* begin *

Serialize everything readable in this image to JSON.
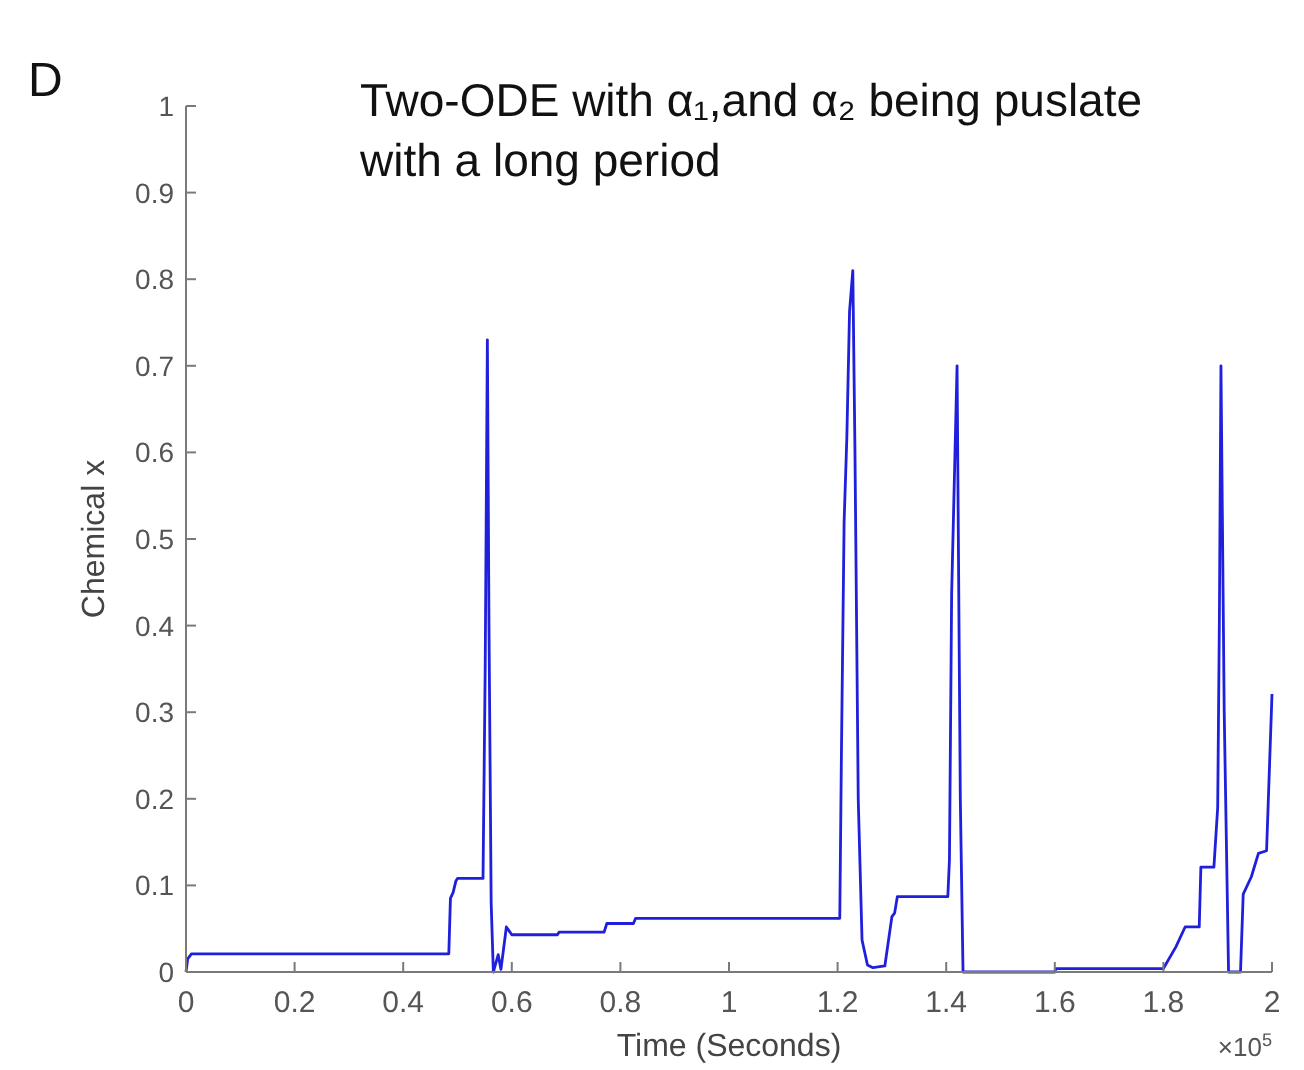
{
  "chart_data": {
    "type": "line",
    "title": "Two-ODE with α₁,and α₂ being puslate\nwith a long period",
    "xlabel": "Time (Seconds)",
    "ylabel": "Chemical x",
    "annotations": [
      "D",
      "×10$^{5}$"
    ],
    "series": [
      {
        "color": "#1f1fdc",
        "x": [
          0,
          0.003,
          0.01,
          0.3,
          0.484,
          0.487,
          0.492,
          0.497,
          0.5,
          0.547,
          0.551,
          0.555,
          0.558,
          0.562,
          0.566,
          0.575,
          0.58,
          0.59,
          0.6,
          0.684,
          0.687,
          0.77,
          0.775,
          0.824,
          0.828,
          1.0,
          1.204,
          1.207,
          1.212,
          1.217,
          1.222,
          1.228,
          1.232,
          1.238,
          1.245,
          1.255,
          1.265,
          1.287,
          1.3,
          1.305,
          1.31,
          1.403,
          1.406,
          1.41,
          1.42,
          1.426,
          1.431,
          1.6,
          1.602,
          1.8,
          1.823,
          1.84,
          1.866,
          1.869,
          1.893,
          1.9,
          1.903,
          1.906,
          1.912,
          1.92,
          1.942,
          1.947,
          1.962,
          1.975,
          1.99,
          2.0
        ],
        "values": [
          0,
          0.015,
          0.021,
          0.021,
          0.021,
          0.085,
          0.092,
          0.105,
          0.108,
          0.108,
          0.35,
          0.73,
          0.4,
          0.08,
          0,
          0.02,
          0.003,
          0.052,
          0.043,
          0.043,
          0.046,
          0.046,
          0.056,
          0.056,
          0.062,
          0.062,
          0.062,
          0.25,
          0.52,
          0.617,
          0.763,
          0.81,
          0.6,
          0.2,
          0.037,
          0.008,
          0.005,
          0.007,
          0.064,
          0.068,
          0.087,
          0.087,
          0.13,
          0.436,
          0.7,
          0.2,
          0,
          0,
          0.004,
          0.004,
          0.029,
          0.052,
          0.052,
          0.121,
          0.121,
          0.19,
          0.4,
          0.7,
          0.3,
          0,
          0,
          0.09,
          0.11,
          0.137,
          0.14,
          0.321
        ]
      }
    ],
    "xlim": [
      0,
      2
    ],
    "xticks": [
      0,
      0.2,
      0.4,
      0.6,
      0.8,
      1,
      1.2,
      1.4,
      1.6,
      1.8,
      2
    ],
    "ylim": [
      0,
      1
    ],
    "yticks": [
      0,
      0.1,
      0.2,
      0.3,
      0.4,
      0.5,
      0.6,
      0.7,
      0.8,
      0.9,
      1
    ],
    "grid": false
  }
}
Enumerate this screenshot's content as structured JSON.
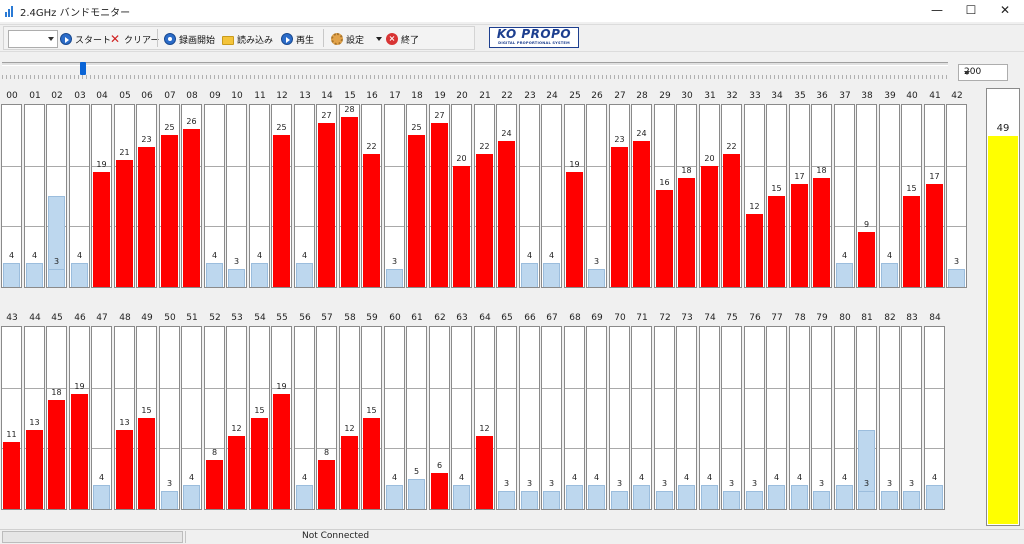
{
  "window": {
    "title": "2.4GHz バンドモニター",
    "minimize_glyph": "—",
    "maximize_glyph": "☐",
    "close_glyph": "✕"
  },
  "toolbar": {
    "channel_select_value": "",
    "start_label": "スタート",
    "clear_label": "クリアー",
    "record_label": "録画開始",
    "load_label": "読み込み",
    "play_label": "再生",
    "settings_label": "設定",
    "exit_label": "終了",
    "logo": {
      "main": "KO PROPO",
      "sub": "DIGITAL PROPORTIONAL SYSTEM",
      "color": "#1d3f8f"
    }
  },
  "timeline": {
    "position": 0.082
  },
  "zoom_select": {
    "value": "200"
  },
  "colors": {
    "high": "#ff0000",
    "low": "#bdd7ee",
    "peak": "#ffff00"
  },
  "chart_data": {
    "type": "bar",
    "categories": [
      "00",
      "01",
      "02",
      "03",
      "04",
      "05",
      "06",
      "07",
      "08",
      "09",
      "10",
      "11",
      "12",
      "13",
      "14",
      "15",
      "16",
      "17",
      "18",
      "19",
      "20",
      "21",
      "22",
      "23",
      "24",
      "25",
      "26",
      "27",
      "28",
      "29",
      "30",
      "31",
      "32",
      "33",
      "34",
      "35",
      "36",
      "37",
      "38",
      "39",
      "40",
      "41",
      "42",
      "43",
      "44",
      "45",
      "46",
      "47",
      "48",
      "49",
      "50",
      "51",
      "52",
      "53",
      "54",
      "55",
      "56",
      "57",
      "58",
      "59",
      "60",
      "61",
      "62",
      "63",
      "64",
      "65",
      "66",
      "67",
      "68",
      "69",
      "70",
      "71",
      "72",
      "73",
      "74",
      "75",
      "76",
      "77",
      "78",
      "79",
      "80",
      "81",
      "82",
      "83",
      "84"
    ],
    "values": [
      4,
      4,
      3,
      4,
      19,
      21,
      23,
      25,
      26,
      4,
      3,
      4,
      25,
      4,
      27,
      28,
      22,
      3,
      25,
      27,
      20,
      22,
      24,
      4,
      4,
      19,
      3,
      23,
      24,
      16,
      18,
      20,
      22,
      12,
      15,
      17,
      18,
      4,
      9,
      4,
      15,
      17,
      3,
      11,
      13,
      18,
      19,
      4,
      13,
      15,
      3,
      4,
      8,
      12,
      15,
      19,
      4,
      8,
      12,
      15,
      4,
      5,
      6,
      4,
      12,
      3,
      3,
      3,
      4,
      4,
      3,
      4,
      3,
      4,
      4,
      3,
      3,
      4,
      4,
      3,
      4,
      3,
      3,
      3,
      4
    ],
    "peak_hold": [
      4,
      4,
      15,
      4,
      19,
      21,
      23,
      25,
      26,
      4,
      3,
      4,
      25,
      4,
      27,
      28,
      22,
      3,
      25,
      27,
      20,
      22,
      24,
      4,
      4,
      19,
      3,
      23,
      24,
      16,
      18,
      20,
      22,
      12,
      15,
      17,
      18,
      4,
      9,
      4,
      15,
      17,
      3,
      11,
      13,
      18,
      19,
      4,
      13,
      15,
      3,
      4,
      8,
      12,
      15,
      19,
      4,
      8,
      12,
      15,
      4,
      5,
      6,
      4,
      12,
      3,
      3,
      3,
      4,
      4,
      3,
      4,
      3,
      4,
      4,
      3,
      3,
      4,
      4,
      3,
      4,
      13,
      3,
      3,
      4
    ],
    "ylim": [
      0,
      30
    ],
    "highlight_threshold": 5,
    "peak_meter": 49,
    "peak_meter_max": 55
  },
  "status": {
    "connection": "Not Connected"
  }
}
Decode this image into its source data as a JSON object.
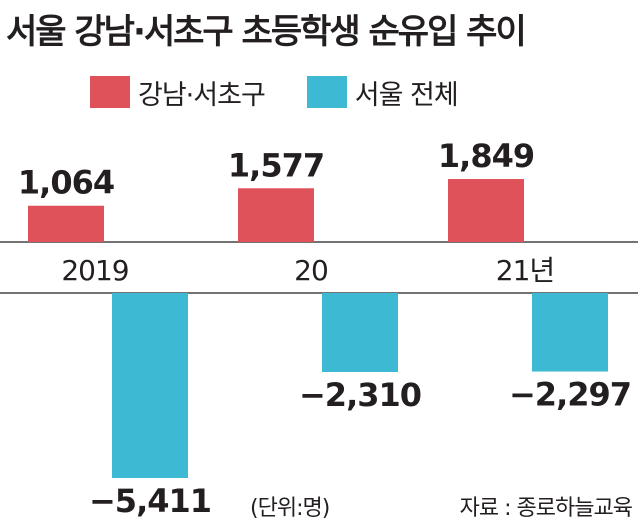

* end *

◆ **Exercise description**: Look over the listing above. Pick out and copy every line that includes "JSON".

◆ **Final result**:
Serialize everything readable in this image to JSON.
Enumerate this screenshot's content as structured JSON.
Decode this image into its source data as a JSON object.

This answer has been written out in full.